Filter the records below down to lines containing "ROAD".

┏━━

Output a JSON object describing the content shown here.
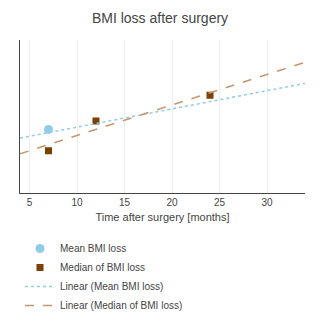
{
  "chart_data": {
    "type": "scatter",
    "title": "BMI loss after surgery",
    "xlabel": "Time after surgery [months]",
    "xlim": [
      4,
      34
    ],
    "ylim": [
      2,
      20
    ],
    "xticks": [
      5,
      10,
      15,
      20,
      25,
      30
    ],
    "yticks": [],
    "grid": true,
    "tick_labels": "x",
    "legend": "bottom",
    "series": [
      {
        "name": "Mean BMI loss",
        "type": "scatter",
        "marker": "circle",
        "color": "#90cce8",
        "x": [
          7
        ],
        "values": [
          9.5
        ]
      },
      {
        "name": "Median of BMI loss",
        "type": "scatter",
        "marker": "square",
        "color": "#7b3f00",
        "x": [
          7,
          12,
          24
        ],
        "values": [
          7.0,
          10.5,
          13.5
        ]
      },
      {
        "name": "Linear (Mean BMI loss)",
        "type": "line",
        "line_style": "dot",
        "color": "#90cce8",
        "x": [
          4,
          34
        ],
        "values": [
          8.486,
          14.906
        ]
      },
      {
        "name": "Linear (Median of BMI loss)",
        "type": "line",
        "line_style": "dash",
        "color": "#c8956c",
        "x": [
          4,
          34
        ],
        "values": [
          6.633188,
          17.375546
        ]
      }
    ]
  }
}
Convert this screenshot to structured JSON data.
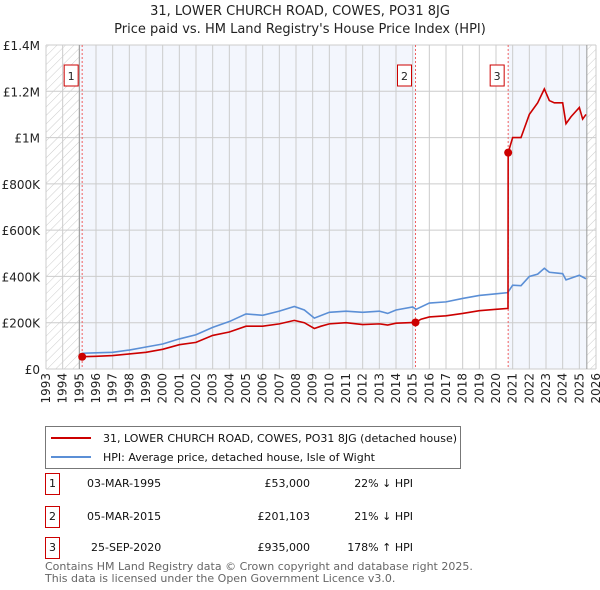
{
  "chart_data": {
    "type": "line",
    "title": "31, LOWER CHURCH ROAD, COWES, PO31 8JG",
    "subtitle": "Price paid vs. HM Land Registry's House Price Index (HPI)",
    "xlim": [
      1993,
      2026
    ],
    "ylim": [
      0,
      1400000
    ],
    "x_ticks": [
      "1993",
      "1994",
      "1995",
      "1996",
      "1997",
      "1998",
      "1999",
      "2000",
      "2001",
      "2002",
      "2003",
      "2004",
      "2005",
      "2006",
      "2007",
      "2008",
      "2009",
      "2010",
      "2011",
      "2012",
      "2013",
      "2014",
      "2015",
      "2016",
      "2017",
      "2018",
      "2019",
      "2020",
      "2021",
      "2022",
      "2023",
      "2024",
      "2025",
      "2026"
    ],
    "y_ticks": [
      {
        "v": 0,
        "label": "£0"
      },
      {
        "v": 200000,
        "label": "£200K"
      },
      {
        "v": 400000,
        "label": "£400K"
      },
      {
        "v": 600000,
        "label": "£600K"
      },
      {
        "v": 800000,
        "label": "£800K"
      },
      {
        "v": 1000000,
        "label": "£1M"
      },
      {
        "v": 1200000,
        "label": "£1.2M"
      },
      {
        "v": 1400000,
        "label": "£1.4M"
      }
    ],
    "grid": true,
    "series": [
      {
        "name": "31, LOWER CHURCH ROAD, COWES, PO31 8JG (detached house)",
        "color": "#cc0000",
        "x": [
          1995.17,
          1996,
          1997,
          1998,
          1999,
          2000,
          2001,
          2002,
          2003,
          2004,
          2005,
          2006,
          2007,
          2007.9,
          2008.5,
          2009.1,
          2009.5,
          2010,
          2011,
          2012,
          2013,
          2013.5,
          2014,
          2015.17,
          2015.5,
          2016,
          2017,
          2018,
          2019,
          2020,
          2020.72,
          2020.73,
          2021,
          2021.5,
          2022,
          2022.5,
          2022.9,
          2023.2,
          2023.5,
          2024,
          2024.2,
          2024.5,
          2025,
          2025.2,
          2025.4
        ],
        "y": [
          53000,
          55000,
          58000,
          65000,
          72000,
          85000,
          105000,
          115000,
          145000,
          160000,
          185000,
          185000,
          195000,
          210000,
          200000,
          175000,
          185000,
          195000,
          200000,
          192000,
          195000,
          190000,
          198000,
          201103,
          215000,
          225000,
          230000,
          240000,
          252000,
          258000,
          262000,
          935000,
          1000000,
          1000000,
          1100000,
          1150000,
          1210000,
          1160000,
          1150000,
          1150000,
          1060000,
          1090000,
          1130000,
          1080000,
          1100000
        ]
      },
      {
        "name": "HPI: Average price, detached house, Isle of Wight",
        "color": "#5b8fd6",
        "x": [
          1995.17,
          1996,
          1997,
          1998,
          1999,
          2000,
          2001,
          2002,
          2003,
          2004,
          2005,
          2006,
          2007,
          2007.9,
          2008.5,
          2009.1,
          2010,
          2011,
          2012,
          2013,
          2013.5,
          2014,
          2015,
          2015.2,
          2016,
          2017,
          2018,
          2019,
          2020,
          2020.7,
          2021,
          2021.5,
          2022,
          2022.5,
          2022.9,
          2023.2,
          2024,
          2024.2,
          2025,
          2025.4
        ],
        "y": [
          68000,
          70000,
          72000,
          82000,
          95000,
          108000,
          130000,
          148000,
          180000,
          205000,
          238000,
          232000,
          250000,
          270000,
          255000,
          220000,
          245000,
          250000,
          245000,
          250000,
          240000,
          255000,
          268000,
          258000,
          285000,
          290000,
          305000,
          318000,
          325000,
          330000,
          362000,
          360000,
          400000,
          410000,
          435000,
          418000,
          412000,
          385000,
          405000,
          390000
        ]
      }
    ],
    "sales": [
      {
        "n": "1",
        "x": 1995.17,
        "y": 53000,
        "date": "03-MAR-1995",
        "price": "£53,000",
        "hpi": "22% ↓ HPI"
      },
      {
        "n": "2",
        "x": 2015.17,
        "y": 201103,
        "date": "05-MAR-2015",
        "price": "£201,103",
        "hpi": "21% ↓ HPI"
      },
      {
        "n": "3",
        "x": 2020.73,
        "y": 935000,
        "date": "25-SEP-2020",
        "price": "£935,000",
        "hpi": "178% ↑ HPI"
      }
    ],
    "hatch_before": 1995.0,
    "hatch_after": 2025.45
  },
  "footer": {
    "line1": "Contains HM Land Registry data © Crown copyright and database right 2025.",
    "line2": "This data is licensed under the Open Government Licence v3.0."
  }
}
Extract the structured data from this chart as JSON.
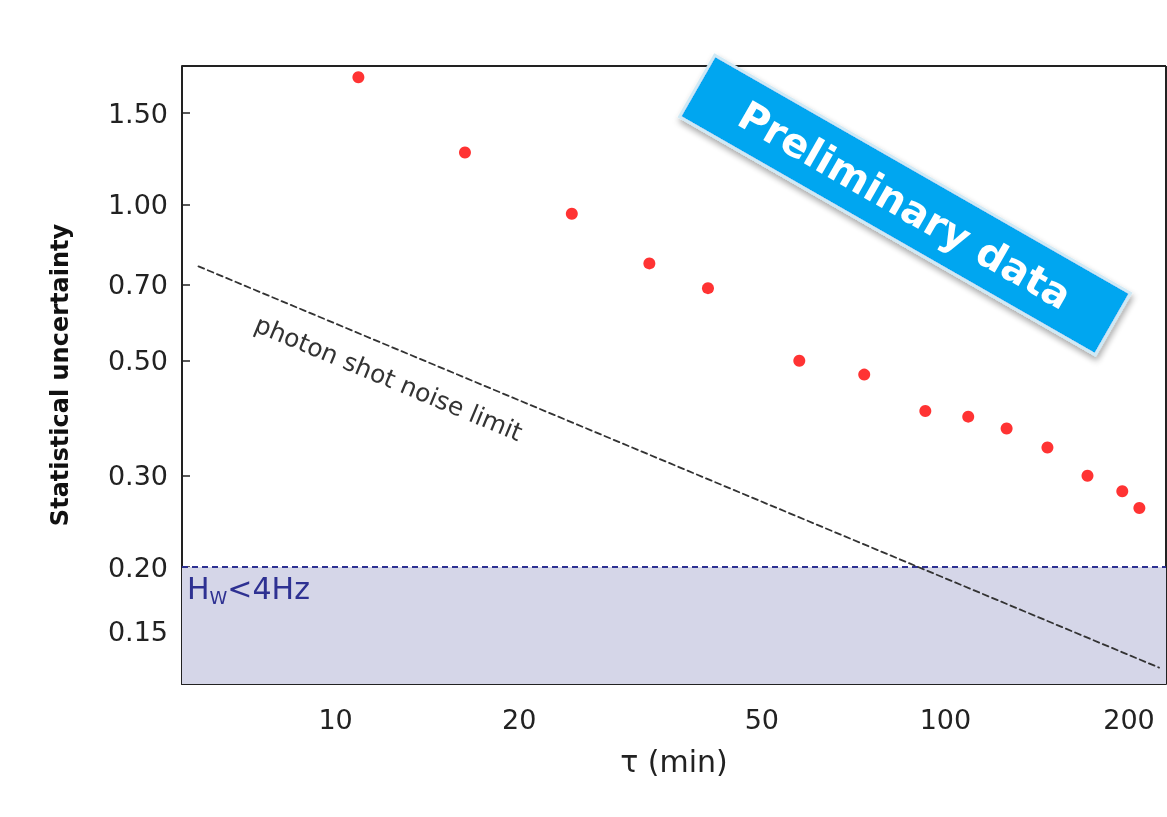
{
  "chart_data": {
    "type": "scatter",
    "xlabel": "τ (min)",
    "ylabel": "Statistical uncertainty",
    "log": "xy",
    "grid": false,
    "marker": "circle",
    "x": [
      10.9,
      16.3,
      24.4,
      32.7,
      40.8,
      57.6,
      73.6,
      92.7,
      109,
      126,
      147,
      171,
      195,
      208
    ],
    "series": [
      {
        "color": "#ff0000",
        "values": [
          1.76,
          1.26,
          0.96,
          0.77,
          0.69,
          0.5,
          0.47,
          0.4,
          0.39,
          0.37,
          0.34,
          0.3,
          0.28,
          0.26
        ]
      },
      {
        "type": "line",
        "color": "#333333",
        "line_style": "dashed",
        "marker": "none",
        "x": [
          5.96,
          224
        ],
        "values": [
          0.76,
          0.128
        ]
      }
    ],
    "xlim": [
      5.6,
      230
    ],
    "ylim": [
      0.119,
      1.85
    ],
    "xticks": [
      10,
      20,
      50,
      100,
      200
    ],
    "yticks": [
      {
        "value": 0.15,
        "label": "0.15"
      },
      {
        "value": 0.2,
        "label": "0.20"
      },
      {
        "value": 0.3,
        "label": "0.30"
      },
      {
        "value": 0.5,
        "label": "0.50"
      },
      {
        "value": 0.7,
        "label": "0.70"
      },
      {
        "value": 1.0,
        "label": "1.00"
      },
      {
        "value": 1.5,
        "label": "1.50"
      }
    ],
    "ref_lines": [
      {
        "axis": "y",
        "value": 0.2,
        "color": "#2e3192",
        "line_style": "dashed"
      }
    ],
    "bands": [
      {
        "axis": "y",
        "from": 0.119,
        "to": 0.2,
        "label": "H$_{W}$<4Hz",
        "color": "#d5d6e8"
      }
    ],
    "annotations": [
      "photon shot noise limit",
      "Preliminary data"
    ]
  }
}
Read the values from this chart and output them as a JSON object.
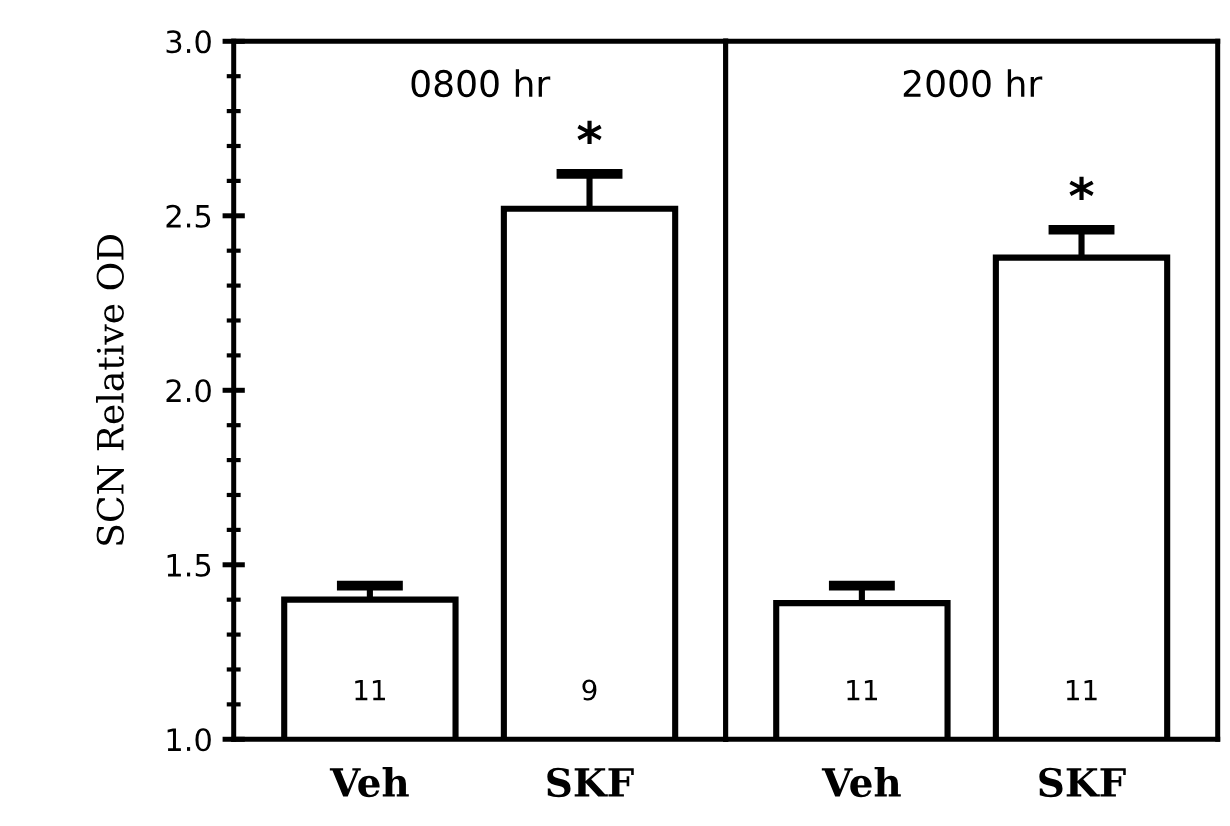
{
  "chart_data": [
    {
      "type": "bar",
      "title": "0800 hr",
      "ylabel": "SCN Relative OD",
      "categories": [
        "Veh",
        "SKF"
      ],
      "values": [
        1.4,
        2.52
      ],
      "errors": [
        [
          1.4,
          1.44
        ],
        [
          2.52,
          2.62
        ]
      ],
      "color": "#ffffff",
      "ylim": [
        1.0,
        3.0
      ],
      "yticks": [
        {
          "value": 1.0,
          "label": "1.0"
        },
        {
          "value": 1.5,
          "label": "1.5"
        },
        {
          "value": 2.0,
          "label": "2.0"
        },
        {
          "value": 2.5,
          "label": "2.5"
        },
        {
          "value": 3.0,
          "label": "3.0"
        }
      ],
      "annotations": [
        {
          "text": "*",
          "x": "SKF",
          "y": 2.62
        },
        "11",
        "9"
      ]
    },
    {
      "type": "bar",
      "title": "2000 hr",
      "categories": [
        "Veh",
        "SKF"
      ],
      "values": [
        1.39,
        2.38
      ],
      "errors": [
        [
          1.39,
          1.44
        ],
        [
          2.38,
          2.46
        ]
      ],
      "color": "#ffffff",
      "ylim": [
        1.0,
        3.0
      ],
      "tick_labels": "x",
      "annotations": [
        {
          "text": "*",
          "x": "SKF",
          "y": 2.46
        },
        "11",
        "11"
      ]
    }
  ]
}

┗━━

▶ **TASK SOLUTION**:
    "title": "31, LOWER CHURCH ROAD, COWES, PO31 8JG",
        "name": "31, LOWER CHURCH ROAD, COWES, PO31 8JG (detached house)",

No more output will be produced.